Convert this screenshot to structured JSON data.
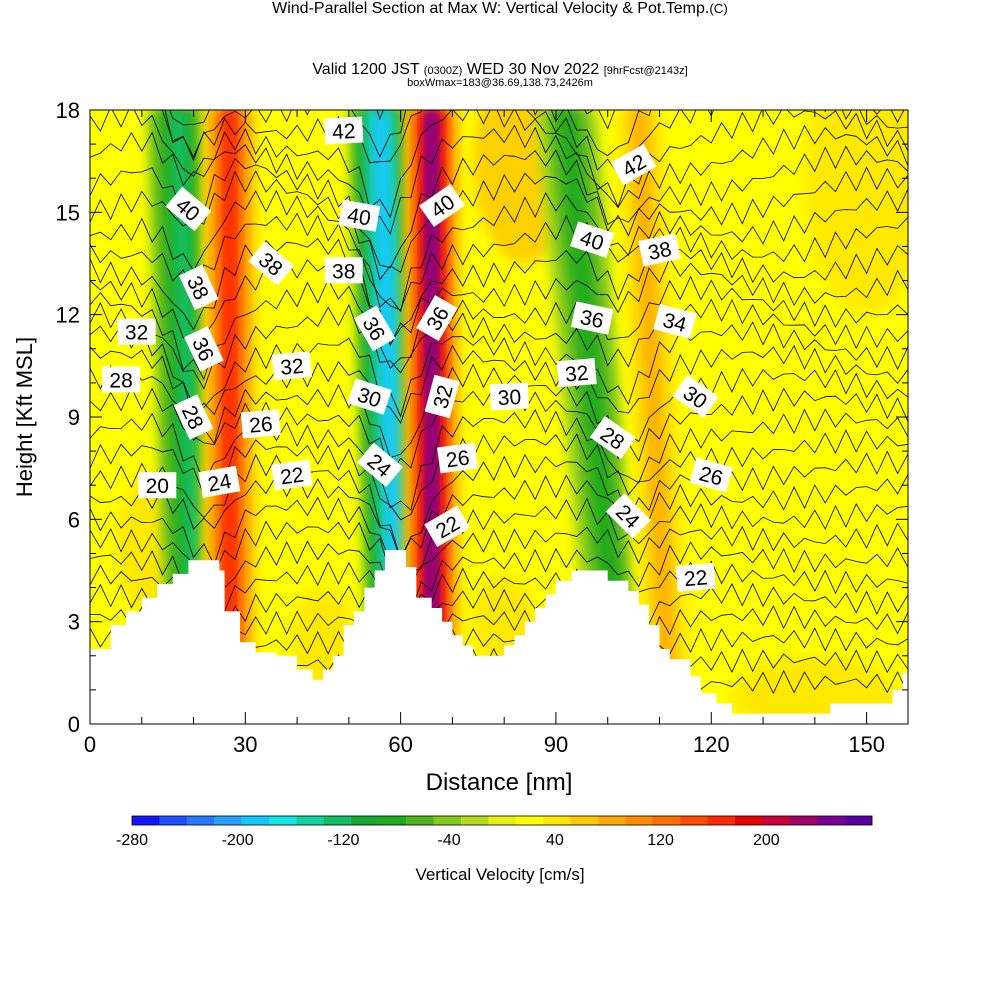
{
  "title": "Wind-Parallel Section at Max W: Vertical Velocity & Pot.Temp.",
  "title_mark": "(C)",
  "subtitle": {
    "prefix": "Valid 1200 JST",
    "utc": "(0300Z)",
    "date": "WED 30 Nov 2022",
    "run": "[9hrFcst@2143z]"
  },
  "box_info": "boxWmax=183@36.69,138.73,2426m",
  "colors": {
    "velocity_scale": [
      "#1414ff",
      "#1e50ff",
      "#2878ff",
      "#28a0ff",
      "#14c8ff",
      "#14e6e6",
      "#14d2a0",
      "#14be64",
      "#14aa32",
      "#1eaa1e",
      "#50b41e",
      "#82c81e",
      "#b4dc1e",
      "#e6f014",
      "#ffff00",
      "#ffe600",
      "#ffc800",
      "#ffaa00",
      "#ff8c00",
      "#ff6e00",
      "#ff4b00",
      "#ff2800",
      "#e60000",
      "#c8003c",
      "#a00064",
      "#780096",
      "#5a00a0"
    ],
    "terrain": "#ffffff"
  },
  "chart_data": {
    "type": "heatmap",
    "xlabel": "Distance [nm]",
    "ylabel": "Height [Kft MSL]",
    "xlim": [
      0,
      158
    ],
    "ylim": [
      0,
      18
    ],
    "x_ticks": [
      0,
      30,
      60,
      90,
      120,
      150
    ],
    "y_ticks": [
      0,
      3,
      6,
      9,
      12,
      15,
      18
    ],
    "colorbar": {
      "label": "Vertical Velocity [cm/s]",
      "range": [
        -280,
        280
      ],
      "tick_labels": [
        -280,
        -200,
        -120,
        -40,
        40,
        120,
        200
      ]
    },
    "updraft_bands": [
      {
        "x_base": 27,
        "x_top": 27,
        "peak": 180
      },
      {
        "x_base": 66,
        "x_top": 66,
        "peak": 260
      },
      {
        "x_base": 112,
        "x_top": 106,
        "peak": 80
      }
    ],
    "downdraft_bands": [
      {
        "x_base": 21,
        "x_top": 17,
        "peak": -120
      },
      {
        "x_base": 60,
        "x_top": 56,
        "peak": -200
      },
      {
        "x_base": 103,
        "x_top": 92,
        "peak": -90
      }
    ],
    "terrain_profile": [
      [
        0,
        2.2
      ],
      [
        4,
        2.2
      ],
      [
        4,
        2.9
      ],
      [
        7,
        2.9
      ],
      [
        7,
        3.3
      ],
      [
        10,
        3.3
      ],
      [
        10,
        3.7
      ],
      [
        13,
        3.7
      ],
      [
        13,
        4.1
      ],
      [
        16,
        4.1
      ],
      [
        16,
        4.4
      ],
      [
        19,
        4.4
      ],
      [
        19,
        4.8
      ],
      [
        25,
        4.8
      ],
      [
        25,
        4.5
      ],
      [
        26,
        4.5
      ],
      [
        26,
        3.3
      ],
      [
        29,
        3.3
      ],
      [
        29,
        2.4
      ],
      [
        32,
        2.4
      ],
      [
        32,
        2.1
      ],
      [
        36,
        2.1
      ],
      [
        36,
        2.0
      ],
      [
        40,
        2.0
      ],
      [
        40,
        1.6
      ],
      [
        43,
        1.6
      ],
      [
        43,
        1.3
      ],
      [
        45,
        1.3
      ],
      [
        45,
        1.6
      ],
      [
        47,
        1.6
      ],
      [
        47,
        2.0
      ],
      [
        49,
        2.0
      ],
      [
        49,
        2.9
      ],
      [
        51,
        2.9
      ],
      [
        51,
        3.3
      ],
      [
        53,
        3.3
      ],
      [
        53,
        4.0
      ],
      [
        55,
        4.0
      ],
      [
        55,
        4.5
      ],
      [
        57,
        4.5
      ],
      [
        57,
        5.1
      ],
      [
        61,
        5.1
      ],
      [
        61,
        4.6
      ],
      [
        63,
        4.6
      ],
      [
        63,
        3.7
      ],
      [
        66,
        3.7
      ],
      [
        66,
        3.4
      ],
      [
        68,
        3.4
      ],
      [
        68,
        3.0
      ],
      [
        70,
        3.0
      ],
      [
        70,
        2.6
      ],
      [
        72,
        2.6
      ],
      [
        72,
        2.3
      ],
      [
        74,
        2.3
      ],
      [
        74,
        2.0
      ],
      [
        80,
        2.0
      ],
      [
        80,
        2.3
      ],
      [
        82,
        2.3
      ],
      [
        82,
        2.6
      ],
      [
        84,
        2.6
      ],
      [
        84,
        3.0
      ],
      [
        86,
        3.0
      ],
      [
        86,
        3.4
      ],
      [
        88,
        3.4
      ],
      [
        88,
        3.8
      ],
      [
        90,
        3.8
      ],
      [
        90,
        4.2
      ],
      [
        93,
        4.2
      ],
      [
        93,
        4.5
      ],
      [
        100,
        4.5
      ],
      [
        100,
        4.2
      ],
      [
        104,
        4.2
      ],
      [
        104,
        3.9
      ],
      [
        106,
        3.9
      ],
      [
        106,
        3.5
      ],
      [
        108,
        3.5
      ],
      [
        108,
        2.9
      ],
      [
        110,
        2.9
      ],
      [
        110,
        2.2
      ],
      [
        112,
        2.2
      ],
      [
        112,
        1.9
      ],
      [
        116,
        1.9
      ],
      [
        116,
        1.4
      ],
      [
        118,
        1.4
      ],
      [
        118,
        0.9
      ],
      [
        121,
        0.9
      ],
      [
        121,
        0.6
      ],
      [
        124,
        0.6
      ],
      [
        124,
        0.3
      ],
      [
        143,
        0.3
      ],
      [
        143,
        0.6
      ],
      [
        155,
        0.6
      ],
      [
        155,
        1.0
      ],
      [
        157,
        1.0
      ],
      [
        157,
        1.5
      ],
      [
        158,
        1.5
      ],
      [
        158,
        0
      ]
    ],
    "isentropes": [
      20,
      22,
      24,
      26,
      28,
      30,
      32,
      34,
      36,
      38,
      40,
      42
    ],
    "contour_labels": [
      {
        "text": "42",
        "x": 49,
        "y": 17.4,
        "angle": -3
      },
      {
        "text": "42",
        "x": 105,
        "y": 16.4,
        "angle": -30
      },
      {
        "text": "40",
        "x": 19,
        "y": 15.1,
        "angle": 40
      },
      {
        "text": "40",
        "x": 52,
        "y": 14.9,
        "angle": 10
      },
      {
        "text": "40",
        "x": 68,
        "y": 15.2,
        "angle": -35
      },
      {
        "text": "40",
        "x": 97,
        "y": 14.2,
        "angle": 18
      },
      {
        "text": "38",
        "x": 21,
        "y": 12.8,
        "angle": 65
      },
      {
        "text": "38",
        "x": 35,
        "y": 13.5,
        "angle": 40
      },
      {
        "text": "38",
        "x": 49,
        "y": 13.3,
        "angle": 0
      },
      {
        "text": "38",
        "x": 110,
        "y": 13.9,
        "angle": -12
      },
      {
        "text": "36",
        "x": 22,
        "y": 11.0,
        "angle": 65
      },
      {
        "text": "36",
        "x": 55,
        "y": 11.6,
        "angle": 60
      },
      {
        "text": "36",
        "x": 67,
        "y": 11.9,
        "angle": -60
      },
      {
        "text": "36",
        "x": 97,
        "y": 11.9,
        "angle": 12
      },
      {
        "text": "34",
        "x": 113,
        "y": 11.8,
        "angle": 15
      },
      {
        "text": "32",
        "x": 9,
        "y": 11.5,
        "angle": 0
      },
      {
        "text": "32",
        "x": 39,
        "y": 10.5,
        "angle": -5
      },
      {
        "text": "32",
        "x": 68,
        "y": 9.6,
        "angle": -75
      },
      {
        "text": "32",
        "x": 94,
        "y": 10.3,
        "angle": -5
      },
      {
        "text": "30",
        "x": 54,
        "y": 9.6,
        "angle": 18
      },
      {
        "text": "30",
        "x": 81,
        "y": 9.6,
        "angle": -3
      },
      {
        "text": "30",
        "x": 117,
        "y": 9.6,
        "angle": 35
      },
      {
        "text": "28",
        "x": 6,
        "y": 10.1,
        "angle": 0
      },
      {
        "text": "28",
        "x": 20,
        "y": 9.0,
        "angle": 65
      },
      {
        "text": "28",
        "x": 101,
        "y": 8.4,
        "angle": 35
      },
      {
        "text": "26",
        "x": 33,
        "y": 8.8,
        "angle": -5
      },
      {
        "text": "26",
        "x": 71,
        "y": 7.8,
        "angle": -8
      },
      {
        "text": "26",
        "x": 120,
        "y": 7.3,
        "angle": 15
      },
      {
        "text": "24",
        "x": 25,
        "y": 7.1,
        "angle": -10
      },
      {
        "text": "24",
        "x": 56,
        "y": 7.6,
        "angle": 40
      },
      {
        "text": "24",
        "x": 104,
        "y": 6.1,
        "angle": 45
      },
      {
        "text": "22",
        "x": 39,
        "y": 7.3,
        "angle": -8
      },
      {
        "text": "22",
        "x": 69,
        "y": 5.8,
        "angle": -30
      },
      {
        "text": "22",
        "x": 117,
        "y": 4.3,
        "angle": -5
      },
      {
        "text": "20",
        "x": 13,
        "y": 7.0,
        "angle": 0
      }
    ]
  }
}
=-=-=
TASK DETAILS:
Track down every line holding the string "Vertical" and copy it.

EXERCISE RESULT:
  "title": "Wind-Parallel Section at Max W: Vertical Velocity & Pot.Temp.",
      "label": "Vertical Velocity [cm/s]",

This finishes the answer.